> **WHAT THE TASK REQUIRES**
Report, word for word, every line of the material that contains "armi".
══ ENTRIES SUPPLIED
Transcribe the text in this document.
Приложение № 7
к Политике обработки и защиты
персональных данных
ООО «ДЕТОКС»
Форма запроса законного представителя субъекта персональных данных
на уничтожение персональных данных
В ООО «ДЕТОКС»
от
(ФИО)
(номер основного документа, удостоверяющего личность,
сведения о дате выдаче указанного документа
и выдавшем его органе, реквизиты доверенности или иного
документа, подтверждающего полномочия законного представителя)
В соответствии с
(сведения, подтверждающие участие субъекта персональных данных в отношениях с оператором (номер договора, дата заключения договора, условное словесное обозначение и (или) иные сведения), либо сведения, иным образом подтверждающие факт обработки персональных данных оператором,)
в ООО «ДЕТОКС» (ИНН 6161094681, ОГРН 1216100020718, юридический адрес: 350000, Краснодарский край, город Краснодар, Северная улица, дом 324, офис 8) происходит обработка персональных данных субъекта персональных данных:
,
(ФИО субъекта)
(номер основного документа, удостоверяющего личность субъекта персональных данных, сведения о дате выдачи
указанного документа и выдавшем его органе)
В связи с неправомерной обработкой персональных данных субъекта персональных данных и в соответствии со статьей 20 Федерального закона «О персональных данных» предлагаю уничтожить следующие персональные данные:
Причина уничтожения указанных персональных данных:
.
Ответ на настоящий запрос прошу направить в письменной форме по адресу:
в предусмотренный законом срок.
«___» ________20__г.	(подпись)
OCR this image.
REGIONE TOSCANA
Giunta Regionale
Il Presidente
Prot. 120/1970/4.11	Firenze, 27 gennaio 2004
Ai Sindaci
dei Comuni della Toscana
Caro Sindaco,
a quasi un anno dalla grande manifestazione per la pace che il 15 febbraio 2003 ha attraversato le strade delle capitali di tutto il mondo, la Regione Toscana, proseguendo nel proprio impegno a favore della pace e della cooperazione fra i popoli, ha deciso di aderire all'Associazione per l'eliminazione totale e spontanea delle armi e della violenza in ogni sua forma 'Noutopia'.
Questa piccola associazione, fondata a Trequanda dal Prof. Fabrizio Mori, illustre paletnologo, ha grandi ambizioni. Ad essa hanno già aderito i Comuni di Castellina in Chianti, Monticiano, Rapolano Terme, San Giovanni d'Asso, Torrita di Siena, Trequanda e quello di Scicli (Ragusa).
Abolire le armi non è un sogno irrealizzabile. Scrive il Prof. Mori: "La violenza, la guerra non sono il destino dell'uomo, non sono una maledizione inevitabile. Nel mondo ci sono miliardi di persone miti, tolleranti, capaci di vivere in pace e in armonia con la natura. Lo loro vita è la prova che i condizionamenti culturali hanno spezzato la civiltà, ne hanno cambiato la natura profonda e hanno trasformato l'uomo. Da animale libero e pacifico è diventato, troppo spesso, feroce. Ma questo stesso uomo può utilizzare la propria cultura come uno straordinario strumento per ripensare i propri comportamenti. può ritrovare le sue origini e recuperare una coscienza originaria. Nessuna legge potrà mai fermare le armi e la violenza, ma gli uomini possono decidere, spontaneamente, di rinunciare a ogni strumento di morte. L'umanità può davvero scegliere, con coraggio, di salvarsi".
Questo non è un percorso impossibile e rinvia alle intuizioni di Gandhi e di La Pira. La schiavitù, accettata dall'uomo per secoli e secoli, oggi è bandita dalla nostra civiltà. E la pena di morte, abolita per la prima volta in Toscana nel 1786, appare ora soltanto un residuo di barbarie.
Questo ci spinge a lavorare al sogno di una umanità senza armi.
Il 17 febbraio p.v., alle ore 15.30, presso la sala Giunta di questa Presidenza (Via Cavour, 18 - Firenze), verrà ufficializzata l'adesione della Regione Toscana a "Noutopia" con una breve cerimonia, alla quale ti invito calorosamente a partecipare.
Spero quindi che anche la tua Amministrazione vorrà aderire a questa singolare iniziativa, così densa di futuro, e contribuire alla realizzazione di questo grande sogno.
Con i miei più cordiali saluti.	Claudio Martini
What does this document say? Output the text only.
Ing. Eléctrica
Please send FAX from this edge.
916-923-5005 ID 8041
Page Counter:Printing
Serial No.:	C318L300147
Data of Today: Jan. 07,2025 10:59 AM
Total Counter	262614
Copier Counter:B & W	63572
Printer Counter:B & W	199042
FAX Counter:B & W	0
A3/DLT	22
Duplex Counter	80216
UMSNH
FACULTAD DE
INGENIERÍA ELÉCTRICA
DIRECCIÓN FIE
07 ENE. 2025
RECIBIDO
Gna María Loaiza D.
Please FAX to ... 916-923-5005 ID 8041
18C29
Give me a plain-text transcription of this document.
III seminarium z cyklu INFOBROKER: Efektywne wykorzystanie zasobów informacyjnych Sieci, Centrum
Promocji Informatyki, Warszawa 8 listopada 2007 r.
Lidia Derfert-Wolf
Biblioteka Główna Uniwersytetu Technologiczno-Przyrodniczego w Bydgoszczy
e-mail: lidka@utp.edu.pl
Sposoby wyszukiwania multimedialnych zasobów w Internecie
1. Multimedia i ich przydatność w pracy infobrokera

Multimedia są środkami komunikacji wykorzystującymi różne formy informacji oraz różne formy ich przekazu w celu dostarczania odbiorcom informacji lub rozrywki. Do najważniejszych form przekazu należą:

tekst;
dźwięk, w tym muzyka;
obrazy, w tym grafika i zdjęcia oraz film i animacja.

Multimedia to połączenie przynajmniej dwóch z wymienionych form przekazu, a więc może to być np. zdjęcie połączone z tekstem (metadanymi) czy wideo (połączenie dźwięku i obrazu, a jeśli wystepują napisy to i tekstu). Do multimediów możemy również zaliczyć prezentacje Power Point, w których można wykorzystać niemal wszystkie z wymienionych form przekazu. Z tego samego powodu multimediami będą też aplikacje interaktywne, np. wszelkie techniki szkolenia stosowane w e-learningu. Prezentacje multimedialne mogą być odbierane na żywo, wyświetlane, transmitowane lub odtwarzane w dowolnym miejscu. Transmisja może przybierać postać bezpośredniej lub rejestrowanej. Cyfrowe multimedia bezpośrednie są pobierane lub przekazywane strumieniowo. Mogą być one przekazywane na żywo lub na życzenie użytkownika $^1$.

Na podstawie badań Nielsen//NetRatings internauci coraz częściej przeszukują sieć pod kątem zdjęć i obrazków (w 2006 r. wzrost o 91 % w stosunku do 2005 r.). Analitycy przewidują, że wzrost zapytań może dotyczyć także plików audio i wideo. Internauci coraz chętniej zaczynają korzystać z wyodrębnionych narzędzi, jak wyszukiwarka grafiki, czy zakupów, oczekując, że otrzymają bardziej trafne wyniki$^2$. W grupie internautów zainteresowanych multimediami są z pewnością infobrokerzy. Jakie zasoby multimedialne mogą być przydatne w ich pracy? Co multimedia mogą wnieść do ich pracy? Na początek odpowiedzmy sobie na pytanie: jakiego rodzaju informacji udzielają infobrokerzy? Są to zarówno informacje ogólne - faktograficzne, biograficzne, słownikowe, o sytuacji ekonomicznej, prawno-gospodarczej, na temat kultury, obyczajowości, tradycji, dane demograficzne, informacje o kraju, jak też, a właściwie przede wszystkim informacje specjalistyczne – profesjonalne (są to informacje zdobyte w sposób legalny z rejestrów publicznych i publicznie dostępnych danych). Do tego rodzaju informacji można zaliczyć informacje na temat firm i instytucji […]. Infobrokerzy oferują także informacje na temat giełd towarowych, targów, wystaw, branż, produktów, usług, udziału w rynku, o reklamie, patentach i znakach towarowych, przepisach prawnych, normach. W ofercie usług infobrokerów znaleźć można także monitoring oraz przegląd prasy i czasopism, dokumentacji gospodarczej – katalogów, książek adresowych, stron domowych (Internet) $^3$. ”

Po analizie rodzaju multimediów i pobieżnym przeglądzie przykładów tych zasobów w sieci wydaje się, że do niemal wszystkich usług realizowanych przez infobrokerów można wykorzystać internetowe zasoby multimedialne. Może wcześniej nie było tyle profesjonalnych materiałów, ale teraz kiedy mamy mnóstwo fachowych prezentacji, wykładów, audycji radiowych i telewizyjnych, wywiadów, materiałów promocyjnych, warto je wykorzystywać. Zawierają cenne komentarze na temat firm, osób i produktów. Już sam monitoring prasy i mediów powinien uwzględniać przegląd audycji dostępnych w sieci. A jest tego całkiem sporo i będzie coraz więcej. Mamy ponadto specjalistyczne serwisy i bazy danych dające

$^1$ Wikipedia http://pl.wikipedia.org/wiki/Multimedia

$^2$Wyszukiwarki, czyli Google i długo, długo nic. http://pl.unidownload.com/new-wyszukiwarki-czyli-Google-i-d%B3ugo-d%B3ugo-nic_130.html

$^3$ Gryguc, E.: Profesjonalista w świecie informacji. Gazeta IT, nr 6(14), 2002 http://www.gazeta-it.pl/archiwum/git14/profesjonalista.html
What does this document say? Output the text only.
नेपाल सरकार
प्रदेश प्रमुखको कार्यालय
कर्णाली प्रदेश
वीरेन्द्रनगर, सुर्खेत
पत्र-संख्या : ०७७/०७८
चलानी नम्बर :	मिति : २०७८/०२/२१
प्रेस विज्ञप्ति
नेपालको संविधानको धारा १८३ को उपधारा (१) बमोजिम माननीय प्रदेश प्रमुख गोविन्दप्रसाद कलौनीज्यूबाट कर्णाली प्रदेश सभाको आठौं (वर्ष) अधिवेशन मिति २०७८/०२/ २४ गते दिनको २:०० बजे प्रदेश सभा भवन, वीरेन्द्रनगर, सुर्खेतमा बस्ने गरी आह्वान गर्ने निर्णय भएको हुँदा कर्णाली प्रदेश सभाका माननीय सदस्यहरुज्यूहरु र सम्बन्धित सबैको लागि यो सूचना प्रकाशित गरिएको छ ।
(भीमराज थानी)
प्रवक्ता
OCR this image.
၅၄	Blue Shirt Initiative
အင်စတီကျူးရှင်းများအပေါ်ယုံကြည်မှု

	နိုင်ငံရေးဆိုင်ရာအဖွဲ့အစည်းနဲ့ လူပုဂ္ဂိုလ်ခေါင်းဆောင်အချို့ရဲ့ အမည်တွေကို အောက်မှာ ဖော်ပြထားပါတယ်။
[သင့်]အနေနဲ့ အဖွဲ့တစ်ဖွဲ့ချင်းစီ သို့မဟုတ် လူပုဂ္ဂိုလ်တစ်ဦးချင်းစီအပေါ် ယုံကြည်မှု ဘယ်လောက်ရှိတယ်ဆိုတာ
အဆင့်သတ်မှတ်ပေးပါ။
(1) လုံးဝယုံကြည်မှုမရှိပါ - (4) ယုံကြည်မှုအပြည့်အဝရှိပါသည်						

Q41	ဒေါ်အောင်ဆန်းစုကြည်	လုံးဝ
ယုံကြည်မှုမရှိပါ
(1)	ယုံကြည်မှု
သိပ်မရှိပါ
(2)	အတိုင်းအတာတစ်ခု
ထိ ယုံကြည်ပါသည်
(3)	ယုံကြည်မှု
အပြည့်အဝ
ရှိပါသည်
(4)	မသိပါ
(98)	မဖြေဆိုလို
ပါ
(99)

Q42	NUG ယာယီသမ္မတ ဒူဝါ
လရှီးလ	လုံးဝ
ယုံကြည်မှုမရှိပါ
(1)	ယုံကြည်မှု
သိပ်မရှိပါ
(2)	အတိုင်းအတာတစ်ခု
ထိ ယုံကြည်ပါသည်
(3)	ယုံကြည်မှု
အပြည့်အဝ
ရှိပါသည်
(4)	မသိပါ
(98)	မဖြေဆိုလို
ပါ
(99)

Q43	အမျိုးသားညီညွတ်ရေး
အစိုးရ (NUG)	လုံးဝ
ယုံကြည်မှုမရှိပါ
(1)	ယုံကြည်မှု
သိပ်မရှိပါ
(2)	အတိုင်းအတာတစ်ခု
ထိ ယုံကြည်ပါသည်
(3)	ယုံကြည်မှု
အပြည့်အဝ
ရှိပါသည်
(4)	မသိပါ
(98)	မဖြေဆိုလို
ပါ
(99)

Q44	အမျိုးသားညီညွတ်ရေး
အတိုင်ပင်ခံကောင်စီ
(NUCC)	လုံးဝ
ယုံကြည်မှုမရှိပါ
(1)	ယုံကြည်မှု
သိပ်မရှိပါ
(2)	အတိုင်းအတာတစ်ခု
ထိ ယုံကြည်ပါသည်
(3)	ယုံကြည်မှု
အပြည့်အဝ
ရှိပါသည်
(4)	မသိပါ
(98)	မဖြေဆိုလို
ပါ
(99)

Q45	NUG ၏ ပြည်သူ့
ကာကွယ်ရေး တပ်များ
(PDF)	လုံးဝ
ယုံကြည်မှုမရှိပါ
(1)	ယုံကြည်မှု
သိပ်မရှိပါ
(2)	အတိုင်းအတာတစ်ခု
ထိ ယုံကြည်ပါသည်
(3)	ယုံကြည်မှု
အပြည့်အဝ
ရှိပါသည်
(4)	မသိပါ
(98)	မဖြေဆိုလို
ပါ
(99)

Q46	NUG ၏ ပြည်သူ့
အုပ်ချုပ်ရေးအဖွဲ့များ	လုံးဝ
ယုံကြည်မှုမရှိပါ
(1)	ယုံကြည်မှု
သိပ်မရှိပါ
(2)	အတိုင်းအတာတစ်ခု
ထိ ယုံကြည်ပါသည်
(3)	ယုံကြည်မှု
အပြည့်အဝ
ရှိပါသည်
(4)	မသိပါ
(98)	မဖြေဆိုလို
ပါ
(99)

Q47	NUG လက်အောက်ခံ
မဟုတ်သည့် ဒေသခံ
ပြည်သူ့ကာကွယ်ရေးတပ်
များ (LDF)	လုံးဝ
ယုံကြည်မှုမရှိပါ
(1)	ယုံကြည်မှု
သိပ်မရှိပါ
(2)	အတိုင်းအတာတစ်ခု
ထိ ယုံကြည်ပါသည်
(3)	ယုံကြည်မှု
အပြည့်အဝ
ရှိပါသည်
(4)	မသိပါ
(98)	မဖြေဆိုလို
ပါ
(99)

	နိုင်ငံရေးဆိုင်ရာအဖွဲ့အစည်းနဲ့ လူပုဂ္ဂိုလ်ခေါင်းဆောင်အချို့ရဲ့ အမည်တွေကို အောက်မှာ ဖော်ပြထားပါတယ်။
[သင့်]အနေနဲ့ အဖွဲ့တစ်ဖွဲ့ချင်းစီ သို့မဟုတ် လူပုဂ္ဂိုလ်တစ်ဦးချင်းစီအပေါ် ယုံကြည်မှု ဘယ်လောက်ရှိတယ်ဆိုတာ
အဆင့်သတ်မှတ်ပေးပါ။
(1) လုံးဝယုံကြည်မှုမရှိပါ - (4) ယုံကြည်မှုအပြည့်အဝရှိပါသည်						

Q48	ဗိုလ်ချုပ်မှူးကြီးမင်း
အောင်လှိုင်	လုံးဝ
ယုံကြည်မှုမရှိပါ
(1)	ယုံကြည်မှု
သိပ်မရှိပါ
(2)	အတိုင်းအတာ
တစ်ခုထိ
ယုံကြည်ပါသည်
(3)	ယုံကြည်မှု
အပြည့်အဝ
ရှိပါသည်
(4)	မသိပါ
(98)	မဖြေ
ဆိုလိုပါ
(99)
════
> **TASK ANSWER**
a quasi un anno dalla grande manifestazione per la pace che il 15 febbraio 2003 ha attraversato le strade delle capitali di tutto il mondo, la Regione Toscana, proseguendo nel proprio impegno a favore della pace e della cooperazione fra i popoli, ha deciso di aderire all'Associazione per l'eliminazione totale e spontanea delle armi e della violenza in ogni sua forma 'Noutopia'.
Abolire le armi non è un sogno irrealizzabile. Scrive il Prof. Mori: "La violenza, la guerra non sono il destino dell'uomo, non sono una maledizione inevitabile. Nel mondo ci sono miliardi di persone miti, tolleranti, capaci di vivere in pace e in armonia con la natura. Lo loro vita è la prova che i condizionamenti culturali hanno spezzato la civiltà, ne hanno cambiato la natura profonda e hanno trasformato l'uomo. Da animale libero e pacifico è diventato, troppo spesso, feroce. Ma questo stesso uomo può utilizzare la propria cultura come uno straordinario strumento per ripensare i propri comportamenti. può ritrovare le sue origini e recuperare una coscienza originaria. Nessuna legge potrà mai fermare le armi e la violenza, ma gli uomini possono decidere, spontaneamente, di rinunciare a ogni strumento di morte. L'umanità può davvero scegliere, con coraggio, di salvarsi".
Questo ci spinge a lavorare al sogno di una umanità senza armi.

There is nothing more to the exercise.